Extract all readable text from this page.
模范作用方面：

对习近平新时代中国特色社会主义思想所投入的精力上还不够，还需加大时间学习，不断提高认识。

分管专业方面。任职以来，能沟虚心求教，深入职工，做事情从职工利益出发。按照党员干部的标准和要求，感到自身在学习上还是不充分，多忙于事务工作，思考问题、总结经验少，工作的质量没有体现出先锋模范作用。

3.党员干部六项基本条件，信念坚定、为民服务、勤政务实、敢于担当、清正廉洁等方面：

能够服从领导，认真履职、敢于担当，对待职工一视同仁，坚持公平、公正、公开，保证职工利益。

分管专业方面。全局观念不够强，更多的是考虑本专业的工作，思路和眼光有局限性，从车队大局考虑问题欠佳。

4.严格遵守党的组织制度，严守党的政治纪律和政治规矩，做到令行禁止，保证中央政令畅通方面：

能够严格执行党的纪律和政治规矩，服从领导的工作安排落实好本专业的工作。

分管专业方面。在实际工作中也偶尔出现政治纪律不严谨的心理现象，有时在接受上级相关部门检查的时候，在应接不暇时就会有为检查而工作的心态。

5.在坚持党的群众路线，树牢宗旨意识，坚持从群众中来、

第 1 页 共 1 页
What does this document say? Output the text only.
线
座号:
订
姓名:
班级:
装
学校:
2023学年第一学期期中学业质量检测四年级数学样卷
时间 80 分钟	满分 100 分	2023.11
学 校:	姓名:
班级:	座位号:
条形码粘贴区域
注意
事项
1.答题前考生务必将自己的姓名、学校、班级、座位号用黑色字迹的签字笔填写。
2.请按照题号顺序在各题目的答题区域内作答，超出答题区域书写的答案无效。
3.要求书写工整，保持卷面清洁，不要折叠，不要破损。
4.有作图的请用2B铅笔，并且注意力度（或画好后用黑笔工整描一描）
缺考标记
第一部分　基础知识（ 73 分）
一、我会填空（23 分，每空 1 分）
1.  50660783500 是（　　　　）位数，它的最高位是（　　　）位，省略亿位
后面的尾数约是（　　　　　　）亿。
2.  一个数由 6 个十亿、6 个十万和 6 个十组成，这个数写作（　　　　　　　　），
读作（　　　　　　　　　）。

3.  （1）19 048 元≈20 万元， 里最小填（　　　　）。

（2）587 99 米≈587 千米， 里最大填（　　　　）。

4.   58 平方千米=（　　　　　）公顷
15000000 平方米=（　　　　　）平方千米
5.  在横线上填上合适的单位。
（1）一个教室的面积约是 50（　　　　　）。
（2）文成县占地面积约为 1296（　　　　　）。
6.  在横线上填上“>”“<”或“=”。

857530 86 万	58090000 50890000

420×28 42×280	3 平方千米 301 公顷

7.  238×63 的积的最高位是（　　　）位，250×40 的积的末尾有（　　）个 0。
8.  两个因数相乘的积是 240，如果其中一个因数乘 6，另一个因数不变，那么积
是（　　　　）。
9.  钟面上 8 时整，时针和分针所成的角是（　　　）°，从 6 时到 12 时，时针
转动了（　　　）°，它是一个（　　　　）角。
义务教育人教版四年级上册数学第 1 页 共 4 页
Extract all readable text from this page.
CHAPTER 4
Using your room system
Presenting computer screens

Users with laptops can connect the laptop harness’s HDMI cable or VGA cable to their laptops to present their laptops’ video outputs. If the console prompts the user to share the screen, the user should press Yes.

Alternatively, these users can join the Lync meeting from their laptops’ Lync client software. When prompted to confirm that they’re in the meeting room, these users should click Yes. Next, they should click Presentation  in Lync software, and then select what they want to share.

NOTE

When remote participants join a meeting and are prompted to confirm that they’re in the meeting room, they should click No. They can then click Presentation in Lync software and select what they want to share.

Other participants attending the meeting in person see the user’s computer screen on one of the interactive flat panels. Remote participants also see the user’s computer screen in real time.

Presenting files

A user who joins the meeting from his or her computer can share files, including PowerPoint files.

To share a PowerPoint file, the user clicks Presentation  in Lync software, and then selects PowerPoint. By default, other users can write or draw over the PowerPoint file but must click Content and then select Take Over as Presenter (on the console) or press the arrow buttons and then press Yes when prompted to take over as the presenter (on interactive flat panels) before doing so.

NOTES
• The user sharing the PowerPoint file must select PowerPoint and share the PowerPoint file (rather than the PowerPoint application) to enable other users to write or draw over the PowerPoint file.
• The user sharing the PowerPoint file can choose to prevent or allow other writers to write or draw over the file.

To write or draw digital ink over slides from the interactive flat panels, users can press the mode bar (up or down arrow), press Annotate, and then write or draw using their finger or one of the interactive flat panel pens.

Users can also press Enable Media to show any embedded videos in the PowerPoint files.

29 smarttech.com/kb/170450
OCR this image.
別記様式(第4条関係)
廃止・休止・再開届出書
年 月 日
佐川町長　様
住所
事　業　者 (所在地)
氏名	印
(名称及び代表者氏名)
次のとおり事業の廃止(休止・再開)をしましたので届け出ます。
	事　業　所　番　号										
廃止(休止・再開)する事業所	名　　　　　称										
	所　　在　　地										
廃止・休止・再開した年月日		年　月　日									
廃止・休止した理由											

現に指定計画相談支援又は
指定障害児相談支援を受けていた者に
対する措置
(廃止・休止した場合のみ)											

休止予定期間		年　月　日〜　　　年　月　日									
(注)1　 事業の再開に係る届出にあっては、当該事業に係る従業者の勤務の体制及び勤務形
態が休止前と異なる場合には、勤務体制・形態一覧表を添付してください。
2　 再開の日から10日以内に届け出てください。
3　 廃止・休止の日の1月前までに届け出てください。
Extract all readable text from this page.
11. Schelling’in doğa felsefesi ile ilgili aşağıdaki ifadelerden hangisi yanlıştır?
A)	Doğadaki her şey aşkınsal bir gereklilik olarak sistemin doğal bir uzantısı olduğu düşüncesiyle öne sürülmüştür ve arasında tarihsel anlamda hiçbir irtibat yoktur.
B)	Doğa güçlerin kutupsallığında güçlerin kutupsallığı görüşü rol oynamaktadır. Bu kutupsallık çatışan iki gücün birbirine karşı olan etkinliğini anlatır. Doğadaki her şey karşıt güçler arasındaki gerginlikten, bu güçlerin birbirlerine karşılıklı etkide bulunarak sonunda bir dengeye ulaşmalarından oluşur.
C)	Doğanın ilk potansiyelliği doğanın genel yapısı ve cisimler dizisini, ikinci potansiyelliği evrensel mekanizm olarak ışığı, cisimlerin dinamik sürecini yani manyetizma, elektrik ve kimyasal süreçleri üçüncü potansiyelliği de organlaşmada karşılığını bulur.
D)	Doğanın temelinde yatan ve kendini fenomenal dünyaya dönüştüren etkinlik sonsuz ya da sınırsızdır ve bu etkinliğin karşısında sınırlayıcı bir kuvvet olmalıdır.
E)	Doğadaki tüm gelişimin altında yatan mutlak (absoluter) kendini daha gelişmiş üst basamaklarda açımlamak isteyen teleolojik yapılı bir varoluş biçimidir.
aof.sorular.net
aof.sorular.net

· · · · · · ·

WRITTEN INSTRUCTION: From the records above, pick out and copy each line holding the word "computer".

ANSWER TO THE TASK:
Presenting computer screens
Other participants attending the meeting in person see the user’s computer screen on one of the interactive flat panels. Remote participants also see the user’s computer screen in real time.
A user who joins the meeting from his or her computer can share files, including PowerPoint files.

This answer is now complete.